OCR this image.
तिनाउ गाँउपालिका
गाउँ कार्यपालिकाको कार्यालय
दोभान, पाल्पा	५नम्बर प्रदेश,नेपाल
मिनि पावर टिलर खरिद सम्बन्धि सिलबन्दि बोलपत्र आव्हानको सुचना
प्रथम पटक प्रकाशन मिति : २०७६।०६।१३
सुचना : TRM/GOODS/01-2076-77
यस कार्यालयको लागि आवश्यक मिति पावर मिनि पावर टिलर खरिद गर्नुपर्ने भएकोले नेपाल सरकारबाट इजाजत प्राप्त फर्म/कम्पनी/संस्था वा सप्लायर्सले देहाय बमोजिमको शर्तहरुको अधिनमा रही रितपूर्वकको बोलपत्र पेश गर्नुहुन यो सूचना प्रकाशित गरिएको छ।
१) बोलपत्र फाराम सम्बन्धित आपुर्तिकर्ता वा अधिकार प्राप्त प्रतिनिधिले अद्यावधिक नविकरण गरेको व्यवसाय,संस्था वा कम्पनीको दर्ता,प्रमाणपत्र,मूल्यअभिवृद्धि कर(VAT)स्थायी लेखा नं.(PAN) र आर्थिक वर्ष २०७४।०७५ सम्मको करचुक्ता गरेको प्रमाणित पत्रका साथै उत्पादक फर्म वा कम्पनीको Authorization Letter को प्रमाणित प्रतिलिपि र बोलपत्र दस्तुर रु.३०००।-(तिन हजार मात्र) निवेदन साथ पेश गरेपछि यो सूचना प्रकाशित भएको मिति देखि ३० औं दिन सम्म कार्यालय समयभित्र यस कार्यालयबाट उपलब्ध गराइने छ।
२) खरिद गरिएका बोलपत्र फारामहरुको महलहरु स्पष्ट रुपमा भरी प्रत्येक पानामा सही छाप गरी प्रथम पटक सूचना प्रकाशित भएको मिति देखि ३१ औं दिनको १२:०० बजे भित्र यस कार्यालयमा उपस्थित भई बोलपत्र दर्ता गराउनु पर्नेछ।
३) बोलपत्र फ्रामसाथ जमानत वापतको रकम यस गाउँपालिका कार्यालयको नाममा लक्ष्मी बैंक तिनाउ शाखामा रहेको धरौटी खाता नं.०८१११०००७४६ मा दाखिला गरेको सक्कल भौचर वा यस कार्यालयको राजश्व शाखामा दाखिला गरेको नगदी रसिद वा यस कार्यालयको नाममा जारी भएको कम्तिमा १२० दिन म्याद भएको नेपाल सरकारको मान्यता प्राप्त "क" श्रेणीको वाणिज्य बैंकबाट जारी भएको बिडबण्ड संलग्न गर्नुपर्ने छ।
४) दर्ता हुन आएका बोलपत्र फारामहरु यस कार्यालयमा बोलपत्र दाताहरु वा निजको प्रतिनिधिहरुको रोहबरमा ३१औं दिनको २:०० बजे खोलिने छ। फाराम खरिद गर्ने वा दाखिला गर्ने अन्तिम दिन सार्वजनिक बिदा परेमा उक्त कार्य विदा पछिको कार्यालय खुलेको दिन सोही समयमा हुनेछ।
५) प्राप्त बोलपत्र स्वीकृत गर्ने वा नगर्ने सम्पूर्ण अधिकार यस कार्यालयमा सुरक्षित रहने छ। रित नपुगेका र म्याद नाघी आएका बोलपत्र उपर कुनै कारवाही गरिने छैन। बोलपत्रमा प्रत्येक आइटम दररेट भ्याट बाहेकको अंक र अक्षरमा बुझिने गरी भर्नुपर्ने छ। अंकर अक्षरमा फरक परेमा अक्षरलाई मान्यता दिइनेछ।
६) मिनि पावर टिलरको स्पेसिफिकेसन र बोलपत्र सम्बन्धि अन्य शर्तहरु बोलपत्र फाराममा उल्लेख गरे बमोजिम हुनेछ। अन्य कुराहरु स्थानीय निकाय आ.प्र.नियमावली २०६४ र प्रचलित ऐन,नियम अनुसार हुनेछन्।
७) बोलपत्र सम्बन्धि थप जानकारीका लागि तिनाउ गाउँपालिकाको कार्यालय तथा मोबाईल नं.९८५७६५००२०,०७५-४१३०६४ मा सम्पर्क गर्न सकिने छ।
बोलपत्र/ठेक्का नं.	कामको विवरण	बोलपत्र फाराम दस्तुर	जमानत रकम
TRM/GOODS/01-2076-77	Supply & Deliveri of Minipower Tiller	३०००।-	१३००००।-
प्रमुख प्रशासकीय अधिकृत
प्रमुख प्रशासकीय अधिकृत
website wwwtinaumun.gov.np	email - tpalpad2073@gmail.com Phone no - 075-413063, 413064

########################################

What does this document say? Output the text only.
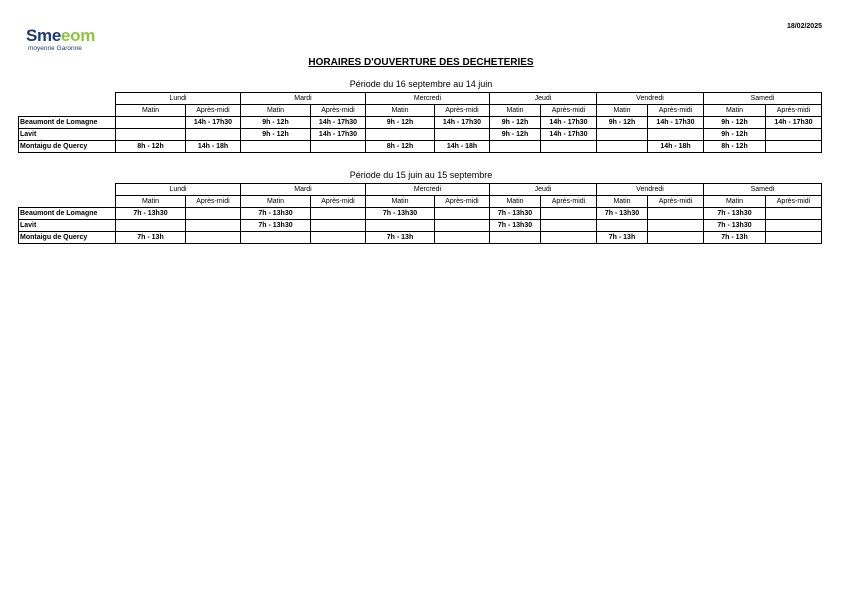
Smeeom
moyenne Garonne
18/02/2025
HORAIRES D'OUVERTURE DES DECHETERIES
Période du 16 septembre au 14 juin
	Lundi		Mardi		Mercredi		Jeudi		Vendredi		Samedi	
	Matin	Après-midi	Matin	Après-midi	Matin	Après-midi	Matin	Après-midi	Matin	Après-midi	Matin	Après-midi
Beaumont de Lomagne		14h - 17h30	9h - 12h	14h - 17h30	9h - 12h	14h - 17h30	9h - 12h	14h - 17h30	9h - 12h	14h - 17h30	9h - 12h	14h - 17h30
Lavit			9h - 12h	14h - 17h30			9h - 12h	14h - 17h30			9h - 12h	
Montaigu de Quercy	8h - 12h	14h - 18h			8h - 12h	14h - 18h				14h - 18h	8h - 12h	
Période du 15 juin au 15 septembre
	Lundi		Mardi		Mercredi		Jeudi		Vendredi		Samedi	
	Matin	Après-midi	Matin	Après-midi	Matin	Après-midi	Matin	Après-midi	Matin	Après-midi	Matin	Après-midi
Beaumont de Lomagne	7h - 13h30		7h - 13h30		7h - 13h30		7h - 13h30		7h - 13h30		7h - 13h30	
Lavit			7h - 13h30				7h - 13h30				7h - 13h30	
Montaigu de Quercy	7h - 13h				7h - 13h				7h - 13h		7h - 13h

########################################

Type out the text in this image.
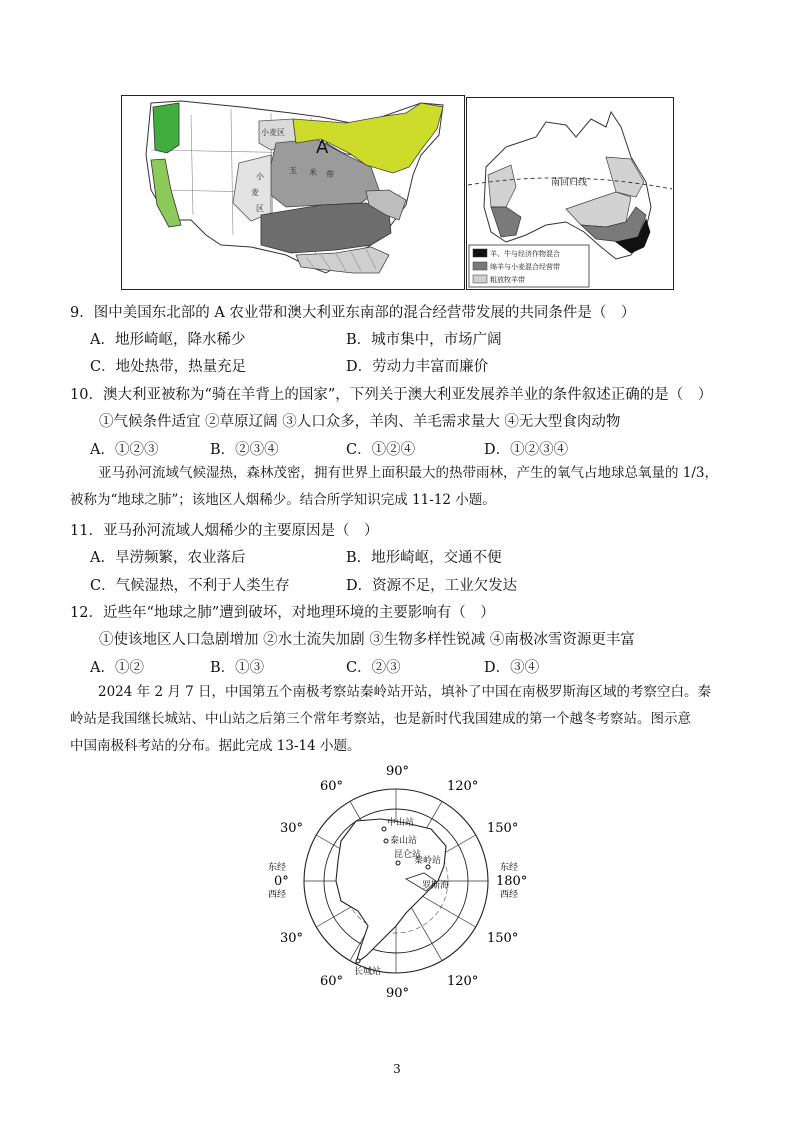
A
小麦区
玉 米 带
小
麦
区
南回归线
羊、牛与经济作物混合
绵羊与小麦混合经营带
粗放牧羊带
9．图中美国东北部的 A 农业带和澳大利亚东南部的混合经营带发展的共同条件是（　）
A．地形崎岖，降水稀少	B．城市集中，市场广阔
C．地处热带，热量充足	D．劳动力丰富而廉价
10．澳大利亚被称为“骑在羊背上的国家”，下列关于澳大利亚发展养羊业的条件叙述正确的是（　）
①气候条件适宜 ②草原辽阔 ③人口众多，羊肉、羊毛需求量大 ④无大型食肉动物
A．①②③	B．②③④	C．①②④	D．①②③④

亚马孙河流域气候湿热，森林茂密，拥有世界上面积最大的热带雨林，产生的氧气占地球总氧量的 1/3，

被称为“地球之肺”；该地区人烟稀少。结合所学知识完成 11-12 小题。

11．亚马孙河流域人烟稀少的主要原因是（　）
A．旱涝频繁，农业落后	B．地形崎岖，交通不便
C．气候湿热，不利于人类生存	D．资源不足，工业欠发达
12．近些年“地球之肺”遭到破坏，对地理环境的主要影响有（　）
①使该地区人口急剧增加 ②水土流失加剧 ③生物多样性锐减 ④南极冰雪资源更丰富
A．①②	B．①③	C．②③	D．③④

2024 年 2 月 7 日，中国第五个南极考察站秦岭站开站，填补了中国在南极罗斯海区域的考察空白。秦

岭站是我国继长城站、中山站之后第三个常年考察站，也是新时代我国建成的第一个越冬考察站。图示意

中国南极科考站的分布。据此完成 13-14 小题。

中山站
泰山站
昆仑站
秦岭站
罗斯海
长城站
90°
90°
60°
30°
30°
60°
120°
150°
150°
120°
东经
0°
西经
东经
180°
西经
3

########################################

> [INSTRUCTIONS TO FOLLOW]:
Scan the listing above. Gather each line that contains the word "Beaumont".

> [COMPLETE ANSWER]:
Beaumont de Lomagne		14h - 17h30	9h - 12h	14h - 17h30	9h - 12h	14h - 17h30	9h - 12h	14h - 17h30	9h - 12h	14h - 17h30	9h - 12h	14h - 17h30
Beaumont de Lomagne	7h - 13h30		7h - 13h30		7h - 13h30		7h - 13h30		7h - 13h30		7h - 13h30	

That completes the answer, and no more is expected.